----- Input data -----

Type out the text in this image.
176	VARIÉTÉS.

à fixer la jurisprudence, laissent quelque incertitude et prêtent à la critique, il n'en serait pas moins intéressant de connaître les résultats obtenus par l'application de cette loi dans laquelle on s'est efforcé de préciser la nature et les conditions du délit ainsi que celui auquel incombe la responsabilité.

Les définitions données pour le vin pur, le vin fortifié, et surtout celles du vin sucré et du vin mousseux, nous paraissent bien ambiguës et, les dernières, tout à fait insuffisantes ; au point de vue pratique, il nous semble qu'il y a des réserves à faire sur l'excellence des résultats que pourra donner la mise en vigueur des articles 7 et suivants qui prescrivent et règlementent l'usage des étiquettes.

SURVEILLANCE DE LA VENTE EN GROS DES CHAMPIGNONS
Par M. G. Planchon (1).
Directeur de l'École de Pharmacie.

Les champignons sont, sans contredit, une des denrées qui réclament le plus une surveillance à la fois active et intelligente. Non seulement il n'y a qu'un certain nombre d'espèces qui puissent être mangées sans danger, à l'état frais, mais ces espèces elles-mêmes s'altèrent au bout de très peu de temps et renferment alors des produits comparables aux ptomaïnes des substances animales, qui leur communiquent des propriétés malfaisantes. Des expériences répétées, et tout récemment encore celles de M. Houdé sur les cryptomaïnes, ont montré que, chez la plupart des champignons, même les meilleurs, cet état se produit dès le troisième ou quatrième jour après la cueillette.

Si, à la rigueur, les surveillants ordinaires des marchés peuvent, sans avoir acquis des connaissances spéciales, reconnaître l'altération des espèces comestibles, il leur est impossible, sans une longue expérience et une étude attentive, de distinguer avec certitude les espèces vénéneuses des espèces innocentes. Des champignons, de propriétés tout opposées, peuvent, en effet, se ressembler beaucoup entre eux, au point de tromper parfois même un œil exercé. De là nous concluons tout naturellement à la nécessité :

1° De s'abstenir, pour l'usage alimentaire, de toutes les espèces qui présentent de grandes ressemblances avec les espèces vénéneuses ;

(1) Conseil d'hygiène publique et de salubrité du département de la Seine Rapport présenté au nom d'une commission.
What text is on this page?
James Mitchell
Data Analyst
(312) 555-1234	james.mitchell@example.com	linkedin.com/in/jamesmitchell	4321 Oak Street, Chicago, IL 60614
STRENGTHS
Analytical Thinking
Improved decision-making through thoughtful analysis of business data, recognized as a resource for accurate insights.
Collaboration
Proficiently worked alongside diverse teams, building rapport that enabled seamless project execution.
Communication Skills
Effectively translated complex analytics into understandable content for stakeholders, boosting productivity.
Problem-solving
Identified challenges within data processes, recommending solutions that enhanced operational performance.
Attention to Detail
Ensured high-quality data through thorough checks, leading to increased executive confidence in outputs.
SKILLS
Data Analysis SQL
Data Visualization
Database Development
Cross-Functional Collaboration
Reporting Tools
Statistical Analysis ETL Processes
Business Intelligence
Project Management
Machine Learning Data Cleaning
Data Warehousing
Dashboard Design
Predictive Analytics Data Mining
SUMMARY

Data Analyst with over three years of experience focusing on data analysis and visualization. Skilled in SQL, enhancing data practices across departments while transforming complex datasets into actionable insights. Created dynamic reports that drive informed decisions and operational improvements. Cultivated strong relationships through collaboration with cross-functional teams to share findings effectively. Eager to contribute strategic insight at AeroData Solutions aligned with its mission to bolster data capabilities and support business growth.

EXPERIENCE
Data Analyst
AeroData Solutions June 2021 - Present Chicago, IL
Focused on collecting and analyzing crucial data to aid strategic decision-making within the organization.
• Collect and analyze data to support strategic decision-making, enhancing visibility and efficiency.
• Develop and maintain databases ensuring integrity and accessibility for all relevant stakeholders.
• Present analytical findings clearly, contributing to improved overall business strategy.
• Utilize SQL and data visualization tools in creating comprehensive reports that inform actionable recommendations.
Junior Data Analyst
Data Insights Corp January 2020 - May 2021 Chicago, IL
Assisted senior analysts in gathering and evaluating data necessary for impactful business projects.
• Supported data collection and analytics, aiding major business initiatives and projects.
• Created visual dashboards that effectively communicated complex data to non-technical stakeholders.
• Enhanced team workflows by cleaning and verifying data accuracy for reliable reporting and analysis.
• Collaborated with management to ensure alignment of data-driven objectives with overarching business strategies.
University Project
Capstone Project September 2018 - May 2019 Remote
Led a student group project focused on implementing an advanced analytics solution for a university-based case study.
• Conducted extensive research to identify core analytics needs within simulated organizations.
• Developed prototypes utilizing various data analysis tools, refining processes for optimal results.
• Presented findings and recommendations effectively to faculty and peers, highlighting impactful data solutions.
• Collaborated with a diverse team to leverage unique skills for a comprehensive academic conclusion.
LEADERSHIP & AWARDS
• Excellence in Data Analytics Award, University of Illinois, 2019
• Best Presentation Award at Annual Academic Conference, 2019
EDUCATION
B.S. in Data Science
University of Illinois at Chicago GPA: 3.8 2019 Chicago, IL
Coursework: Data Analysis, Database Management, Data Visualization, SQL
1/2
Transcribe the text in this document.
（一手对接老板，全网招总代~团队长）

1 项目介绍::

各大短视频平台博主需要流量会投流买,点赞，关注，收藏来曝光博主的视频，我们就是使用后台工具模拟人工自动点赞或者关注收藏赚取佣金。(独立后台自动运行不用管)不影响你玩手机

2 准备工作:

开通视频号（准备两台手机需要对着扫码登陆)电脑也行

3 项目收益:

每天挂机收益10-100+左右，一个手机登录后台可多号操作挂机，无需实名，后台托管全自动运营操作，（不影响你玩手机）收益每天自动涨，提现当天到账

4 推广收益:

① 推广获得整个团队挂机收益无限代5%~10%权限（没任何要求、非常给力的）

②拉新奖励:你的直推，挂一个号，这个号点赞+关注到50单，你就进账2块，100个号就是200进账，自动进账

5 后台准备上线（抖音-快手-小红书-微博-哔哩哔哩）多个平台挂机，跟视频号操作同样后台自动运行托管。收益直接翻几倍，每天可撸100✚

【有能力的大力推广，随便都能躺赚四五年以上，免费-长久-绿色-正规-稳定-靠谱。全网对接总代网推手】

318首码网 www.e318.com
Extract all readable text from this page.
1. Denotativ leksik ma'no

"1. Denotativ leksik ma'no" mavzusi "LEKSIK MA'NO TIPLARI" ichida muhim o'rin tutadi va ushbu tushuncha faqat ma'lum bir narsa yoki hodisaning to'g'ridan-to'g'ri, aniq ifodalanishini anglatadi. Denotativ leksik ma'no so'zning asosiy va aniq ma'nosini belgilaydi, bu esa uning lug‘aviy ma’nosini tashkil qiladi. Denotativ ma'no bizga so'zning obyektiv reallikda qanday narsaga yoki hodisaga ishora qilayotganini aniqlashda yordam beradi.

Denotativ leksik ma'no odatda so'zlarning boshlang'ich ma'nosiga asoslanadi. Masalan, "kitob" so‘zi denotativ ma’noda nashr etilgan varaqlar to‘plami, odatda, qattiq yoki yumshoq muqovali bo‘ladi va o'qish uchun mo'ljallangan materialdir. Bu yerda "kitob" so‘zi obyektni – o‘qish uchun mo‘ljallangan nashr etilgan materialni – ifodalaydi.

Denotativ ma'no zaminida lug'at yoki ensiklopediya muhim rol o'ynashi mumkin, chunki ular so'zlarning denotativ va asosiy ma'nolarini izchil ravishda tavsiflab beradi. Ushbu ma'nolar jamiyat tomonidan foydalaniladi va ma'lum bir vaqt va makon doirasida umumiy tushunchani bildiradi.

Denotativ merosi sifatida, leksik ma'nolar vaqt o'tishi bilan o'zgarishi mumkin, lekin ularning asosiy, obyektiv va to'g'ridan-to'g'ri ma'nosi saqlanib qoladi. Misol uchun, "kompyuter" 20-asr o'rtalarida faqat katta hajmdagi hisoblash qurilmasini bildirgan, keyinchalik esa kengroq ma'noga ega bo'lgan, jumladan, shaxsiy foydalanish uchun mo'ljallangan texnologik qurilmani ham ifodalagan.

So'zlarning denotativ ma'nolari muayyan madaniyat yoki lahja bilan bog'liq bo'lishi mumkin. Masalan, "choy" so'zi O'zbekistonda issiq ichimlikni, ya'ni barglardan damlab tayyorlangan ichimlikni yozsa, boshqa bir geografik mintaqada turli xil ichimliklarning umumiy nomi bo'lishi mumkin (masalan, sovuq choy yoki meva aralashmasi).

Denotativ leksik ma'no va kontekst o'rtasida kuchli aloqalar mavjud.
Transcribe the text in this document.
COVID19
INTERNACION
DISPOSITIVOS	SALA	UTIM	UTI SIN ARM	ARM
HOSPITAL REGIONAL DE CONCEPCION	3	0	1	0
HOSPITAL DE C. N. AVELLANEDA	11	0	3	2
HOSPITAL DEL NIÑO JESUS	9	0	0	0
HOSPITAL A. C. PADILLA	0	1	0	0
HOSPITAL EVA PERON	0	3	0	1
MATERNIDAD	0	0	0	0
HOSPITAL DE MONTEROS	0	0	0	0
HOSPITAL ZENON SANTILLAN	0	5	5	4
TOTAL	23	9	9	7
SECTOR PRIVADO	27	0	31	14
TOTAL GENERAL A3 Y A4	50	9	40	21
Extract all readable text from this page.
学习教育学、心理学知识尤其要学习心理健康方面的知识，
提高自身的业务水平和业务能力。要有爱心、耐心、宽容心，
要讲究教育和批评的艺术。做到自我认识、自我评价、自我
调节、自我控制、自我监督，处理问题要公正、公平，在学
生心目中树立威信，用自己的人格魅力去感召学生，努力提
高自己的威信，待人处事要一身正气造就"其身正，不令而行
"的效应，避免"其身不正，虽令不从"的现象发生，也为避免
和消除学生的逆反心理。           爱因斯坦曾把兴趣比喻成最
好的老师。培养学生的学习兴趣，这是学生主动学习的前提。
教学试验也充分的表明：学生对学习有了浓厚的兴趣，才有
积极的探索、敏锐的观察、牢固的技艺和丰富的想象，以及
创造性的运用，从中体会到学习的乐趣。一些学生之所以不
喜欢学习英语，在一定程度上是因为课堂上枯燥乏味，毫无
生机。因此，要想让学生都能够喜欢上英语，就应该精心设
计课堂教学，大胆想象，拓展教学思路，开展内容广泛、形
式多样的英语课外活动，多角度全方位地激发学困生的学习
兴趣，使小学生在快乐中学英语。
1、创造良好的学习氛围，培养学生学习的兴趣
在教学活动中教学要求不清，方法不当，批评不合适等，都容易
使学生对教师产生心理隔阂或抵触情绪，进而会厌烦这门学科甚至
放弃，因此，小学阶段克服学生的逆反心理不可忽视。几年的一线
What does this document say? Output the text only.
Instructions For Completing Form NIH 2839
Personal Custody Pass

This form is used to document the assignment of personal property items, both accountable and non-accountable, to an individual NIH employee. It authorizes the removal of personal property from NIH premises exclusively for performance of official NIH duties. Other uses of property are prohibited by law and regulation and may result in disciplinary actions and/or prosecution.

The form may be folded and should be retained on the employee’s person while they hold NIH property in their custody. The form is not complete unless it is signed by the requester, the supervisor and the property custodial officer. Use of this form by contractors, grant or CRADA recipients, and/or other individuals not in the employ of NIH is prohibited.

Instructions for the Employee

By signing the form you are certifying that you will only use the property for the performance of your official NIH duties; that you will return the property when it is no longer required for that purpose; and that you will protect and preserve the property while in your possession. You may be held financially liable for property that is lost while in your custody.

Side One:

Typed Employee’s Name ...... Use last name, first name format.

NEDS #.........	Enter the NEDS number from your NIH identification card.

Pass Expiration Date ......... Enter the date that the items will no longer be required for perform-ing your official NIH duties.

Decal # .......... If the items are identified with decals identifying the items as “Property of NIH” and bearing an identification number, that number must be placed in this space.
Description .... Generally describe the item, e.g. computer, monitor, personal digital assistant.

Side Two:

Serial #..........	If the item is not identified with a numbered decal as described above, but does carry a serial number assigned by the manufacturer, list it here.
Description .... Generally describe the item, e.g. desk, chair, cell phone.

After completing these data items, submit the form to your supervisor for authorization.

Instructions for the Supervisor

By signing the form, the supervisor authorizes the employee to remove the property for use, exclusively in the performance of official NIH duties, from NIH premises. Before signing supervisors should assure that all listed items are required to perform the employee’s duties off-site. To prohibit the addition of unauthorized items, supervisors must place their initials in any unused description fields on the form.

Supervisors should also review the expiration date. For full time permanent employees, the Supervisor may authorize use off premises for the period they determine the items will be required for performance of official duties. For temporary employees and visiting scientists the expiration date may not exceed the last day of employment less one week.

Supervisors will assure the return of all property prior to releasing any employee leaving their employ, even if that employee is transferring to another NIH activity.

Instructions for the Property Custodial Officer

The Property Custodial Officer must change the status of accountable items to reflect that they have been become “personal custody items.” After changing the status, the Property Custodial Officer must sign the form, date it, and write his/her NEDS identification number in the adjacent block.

-----

Task prompt — Collect every line with the string "number" from the records, and copy each.

Answer in full —
NEDS #.........	Enter the NEDS number from your NIH identification card.
Decal # .......... If the items are identified with decals identifying the items as “Property of NIH” and bearing an identification number, that number must be placed in this space.
Serial #..........	If the item is not identified with a numbered decal as described above, but does carry a serial number assigned by the manufacturer, list it here.
The Property Custodial Officer must change the status of accountable items to reflect that they have been become “personal custody items.” After changing the status, the Property Custodial Officer must sign the form, date it, and write his/her NEDS identification number in the adjacent block.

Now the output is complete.